Records
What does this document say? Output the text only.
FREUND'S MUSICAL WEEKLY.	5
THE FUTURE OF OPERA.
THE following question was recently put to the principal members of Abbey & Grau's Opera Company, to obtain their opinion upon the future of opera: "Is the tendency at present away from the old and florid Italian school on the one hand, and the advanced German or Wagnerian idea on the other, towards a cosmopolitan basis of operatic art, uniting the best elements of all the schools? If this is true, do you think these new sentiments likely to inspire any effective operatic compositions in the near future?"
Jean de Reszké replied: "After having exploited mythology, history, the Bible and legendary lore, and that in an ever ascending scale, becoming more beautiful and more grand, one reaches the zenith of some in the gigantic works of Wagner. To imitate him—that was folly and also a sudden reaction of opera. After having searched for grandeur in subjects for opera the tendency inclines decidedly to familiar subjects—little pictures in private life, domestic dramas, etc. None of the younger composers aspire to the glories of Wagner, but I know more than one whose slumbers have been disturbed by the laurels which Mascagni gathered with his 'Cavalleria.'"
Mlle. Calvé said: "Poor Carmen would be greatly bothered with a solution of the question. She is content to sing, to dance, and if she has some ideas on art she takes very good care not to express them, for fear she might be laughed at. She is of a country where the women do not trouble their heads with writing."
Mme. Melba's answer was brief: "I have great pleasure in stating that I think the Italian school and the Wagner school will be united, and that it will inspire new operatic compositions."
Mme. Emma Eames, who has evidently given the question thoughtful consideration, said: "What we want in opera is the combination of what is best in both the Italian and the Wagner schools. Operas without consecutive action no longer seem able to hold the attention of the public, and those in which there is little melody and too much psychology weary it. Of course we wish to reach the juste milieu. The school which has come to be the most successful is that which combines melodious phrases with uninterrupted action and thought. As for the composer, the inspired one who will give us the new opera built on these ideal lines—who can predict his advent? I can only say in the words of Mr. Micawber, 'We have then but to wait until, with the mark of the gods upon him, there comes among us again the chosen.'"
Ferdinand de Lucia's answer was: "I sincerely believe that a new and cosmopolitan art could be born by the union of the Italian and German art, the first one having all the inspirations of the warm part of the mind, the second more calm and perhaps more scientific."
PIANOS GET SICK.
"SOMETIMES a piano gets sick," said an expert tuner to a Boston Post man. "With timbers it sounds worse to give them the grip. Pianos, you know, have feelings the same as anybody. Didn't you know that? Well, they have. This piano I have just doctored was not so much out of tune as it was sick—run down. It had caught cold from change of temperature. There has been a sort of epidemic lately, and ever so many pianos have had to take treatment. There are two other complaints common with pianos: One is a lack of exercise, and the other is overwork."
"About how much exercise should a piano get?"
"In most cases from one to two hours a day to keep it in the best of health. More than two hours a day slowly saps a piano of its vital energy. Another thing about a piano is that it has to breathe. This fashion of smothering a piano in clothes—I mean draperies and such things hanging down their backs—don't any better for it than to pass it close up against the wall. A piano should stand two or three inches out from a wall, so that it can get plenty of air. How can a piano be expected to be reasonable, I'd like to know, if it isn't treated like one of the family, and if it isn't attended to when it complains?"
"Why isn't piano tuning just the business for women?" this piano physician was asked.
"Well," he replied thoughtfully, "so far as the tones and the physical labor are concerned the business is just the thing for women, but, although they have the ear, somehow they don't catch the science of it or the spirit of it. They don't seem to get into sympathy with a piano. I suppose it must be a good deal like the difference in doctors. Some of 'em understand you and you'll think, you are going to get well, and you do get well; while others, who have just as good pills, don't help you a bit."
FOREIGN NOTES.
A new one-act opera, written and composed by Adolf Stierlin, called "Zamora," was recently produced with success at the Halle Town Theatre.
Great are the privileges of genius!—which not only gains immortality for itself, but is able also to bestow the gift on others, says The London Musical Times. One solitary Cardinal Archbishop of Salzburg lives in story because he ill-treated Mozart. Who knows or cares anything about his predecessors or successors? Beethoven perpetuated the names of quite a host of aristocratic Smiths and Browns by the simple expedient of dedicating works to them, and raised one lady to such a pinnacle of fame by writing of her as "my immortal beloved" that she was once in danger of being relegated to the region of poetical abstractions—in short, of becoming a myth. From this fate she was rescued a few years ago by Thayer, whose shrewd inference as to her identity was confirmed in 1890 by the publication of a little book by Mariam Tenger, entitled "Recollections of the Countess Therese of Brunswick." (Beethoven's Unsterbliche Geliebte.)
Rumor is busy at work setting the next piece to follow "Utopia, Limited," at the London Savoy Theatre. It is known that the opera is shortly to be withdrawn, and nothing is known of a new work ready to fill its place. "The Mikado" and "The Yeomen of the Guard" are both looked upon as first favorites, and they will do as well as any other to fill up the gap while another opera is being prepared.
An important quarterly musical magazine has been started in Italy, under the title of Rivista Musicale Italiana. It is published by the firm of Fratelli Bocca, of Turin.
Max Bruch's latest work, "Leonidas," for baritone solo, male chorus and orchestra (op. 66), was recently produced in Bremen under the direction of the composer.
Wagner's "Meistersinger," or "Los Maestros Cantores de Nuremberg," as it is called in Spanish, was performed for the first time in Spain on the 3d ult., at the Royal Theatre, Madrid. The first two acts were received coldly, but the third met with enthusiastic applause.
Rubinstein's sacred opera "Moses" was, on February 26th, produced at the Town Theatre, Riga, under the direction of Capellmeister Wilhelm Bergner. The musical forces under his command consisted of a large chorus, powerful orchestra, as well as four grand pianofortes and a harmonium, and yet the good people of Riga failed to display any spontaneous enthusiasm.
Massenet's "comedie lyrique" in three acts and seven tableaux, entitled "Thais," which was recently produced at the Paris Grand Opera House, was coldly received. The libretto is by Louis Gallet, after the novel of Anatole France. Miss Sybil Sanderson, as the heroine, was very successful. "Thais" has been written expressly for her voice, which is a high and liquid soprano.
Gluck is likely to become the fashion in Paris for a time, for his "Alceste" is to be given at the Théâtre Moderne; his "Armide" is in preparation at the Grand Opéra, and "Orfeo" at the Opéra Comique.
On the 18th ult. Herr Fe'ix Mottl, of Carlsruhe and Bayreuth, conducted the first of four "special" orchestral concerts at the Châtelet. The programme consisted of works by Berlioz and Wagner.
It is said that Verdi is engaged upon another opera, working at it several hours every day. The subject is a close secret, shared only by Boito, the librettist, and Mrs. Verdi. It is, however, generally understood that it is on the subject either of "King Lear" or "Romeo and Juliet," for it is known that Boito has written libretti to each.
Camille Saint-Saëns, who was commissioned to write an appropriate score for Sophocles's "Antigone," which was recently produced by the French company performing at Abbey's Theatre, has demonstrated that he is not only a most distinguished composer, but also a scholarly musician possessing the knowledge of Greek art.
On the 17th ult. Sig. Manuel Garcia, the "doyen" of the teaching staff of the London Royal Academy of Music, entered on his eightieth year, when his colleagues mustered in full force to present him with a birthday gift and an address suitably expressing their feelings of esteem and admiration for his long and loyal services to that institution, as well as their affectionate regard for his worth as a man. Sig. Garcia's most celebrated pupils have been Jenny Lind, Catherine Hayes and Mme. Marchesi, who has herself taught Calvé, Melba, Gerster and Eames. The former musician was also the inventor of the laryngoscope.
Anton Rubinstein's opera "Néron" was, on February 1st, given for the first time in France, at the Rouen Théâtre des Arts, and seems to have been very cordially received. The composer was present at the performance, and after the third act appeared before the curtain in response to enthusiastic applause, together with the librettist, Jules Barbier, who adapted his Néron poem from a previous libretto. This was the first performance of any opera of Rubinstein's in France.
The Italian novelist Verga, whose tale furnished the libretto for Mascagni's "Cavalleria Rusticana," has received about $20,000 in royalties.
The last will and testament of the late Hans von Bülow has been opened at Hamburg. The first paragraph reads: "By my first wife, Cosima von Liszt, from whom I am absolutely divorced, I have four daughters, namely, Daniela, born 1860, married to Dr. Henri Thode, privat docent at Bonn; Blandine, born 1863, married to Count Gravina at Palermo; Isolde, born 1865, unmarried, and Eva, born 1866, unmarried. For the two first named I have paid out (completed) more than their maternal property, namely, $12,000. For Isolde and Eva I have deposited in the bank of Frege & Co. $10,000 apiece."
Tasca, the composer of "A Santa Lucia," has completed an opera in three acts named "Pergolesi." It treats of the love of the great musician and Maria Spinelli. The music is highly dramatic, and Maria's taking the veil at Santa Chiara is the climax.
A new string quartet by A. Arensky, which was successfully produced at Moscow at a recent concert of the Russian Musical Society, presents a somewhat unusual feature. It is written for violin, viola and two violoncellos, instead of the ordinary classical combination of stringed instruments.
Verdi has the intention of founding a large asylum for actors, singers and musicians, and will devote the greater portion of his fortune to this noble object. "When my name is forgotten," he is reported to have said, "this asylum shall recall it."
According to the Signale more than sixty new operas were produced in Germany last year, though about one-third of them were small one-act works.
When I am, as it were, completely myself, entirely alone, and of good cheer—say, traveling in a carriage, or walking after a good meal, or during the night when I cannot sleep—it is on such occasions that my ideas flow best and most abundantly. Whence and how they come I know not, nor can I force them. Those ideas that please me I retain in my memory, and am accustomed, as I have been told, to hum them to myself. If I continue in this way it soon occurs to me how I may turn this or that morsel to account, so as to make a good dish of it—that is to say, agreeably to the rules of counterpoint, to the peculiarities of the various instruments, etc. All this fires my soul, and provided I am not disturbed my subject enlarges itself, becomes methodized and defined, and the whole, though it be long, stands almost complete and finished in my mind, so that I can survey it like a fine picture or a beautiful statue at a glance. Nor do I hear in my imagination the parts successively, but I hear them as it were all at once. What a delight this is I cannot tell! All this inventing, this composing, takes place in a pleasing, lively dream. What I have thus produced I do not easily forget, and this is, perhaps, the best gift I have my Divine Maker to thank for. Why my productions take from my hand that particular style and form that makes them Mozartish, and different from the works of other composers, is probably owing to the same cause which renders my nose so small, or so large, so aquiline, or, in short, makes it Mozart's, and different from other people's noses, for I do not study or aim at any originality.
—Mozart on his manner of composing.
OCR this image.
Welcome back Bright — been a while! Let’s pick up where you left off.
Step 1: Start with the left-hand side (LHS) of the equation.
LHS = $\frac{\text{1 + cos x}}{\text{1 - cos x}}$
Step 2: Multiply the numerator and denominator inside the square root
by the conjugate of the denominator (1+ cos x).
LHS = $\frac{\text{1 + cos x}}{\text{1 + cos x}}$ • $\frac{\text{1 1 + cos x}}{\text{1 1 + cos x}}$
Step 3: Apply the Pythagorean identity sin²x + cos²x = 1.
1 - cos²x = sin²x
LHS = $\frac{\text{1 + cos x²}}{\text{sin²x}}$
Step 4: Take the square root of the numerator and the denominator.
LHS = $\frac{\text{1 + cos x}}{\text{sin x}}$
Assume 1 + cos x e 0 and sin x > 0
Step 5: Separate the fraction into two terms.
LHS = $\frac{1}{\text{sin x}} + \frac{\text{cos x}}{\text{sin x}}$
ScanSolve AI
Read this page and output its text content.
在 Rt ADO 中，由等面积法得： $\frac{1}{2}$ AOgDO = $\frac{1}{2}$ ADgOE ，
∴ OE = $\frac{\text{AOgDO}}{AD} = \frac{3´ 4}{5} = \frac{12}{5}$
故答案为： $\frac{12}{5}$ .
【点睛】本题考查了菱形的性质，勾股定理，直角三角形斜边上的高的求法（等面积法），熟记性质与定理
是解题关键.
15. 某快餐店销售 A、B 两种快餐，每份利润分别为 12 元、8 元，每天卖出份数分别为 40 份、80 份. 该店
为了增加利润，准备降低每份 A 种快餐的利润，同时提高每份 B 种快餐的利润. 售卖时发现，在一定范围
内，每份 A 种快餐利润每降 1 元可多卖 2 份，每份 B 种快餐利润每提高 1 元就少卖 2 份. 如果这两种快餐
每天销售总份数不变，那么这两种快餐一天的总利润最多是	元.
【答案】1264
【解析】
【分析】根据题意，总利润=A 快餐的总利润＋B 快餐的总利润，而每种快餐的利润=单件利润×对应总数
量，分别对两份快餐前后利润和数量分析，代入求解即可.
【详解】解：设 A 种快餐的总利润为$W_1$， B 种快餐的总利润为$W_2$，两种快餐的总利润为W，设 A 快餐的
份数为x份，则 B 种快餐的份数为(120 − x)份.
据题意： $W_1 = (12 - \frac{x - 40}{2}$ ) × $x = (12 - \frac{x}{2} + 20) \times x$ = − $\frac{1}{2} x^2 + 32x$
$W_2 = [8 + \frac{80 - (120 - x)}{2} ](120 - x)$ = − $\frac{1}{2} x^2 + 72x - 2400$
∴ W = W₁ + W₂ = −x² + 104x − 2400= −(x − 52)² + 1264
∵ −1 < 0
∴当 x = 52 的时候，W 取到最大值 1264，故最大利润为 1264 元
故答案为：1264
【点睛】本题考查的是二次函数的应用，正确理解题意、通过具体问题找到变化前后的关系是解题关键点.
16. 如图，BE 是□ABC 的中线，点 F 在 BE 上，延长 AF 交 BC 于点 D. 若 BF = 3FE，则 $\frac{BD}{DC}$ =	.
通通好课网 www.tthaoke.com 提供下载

### Instructions to follow:
How many lines in the records above hold the word "answer"? Give only the number.

### Exercise response:
2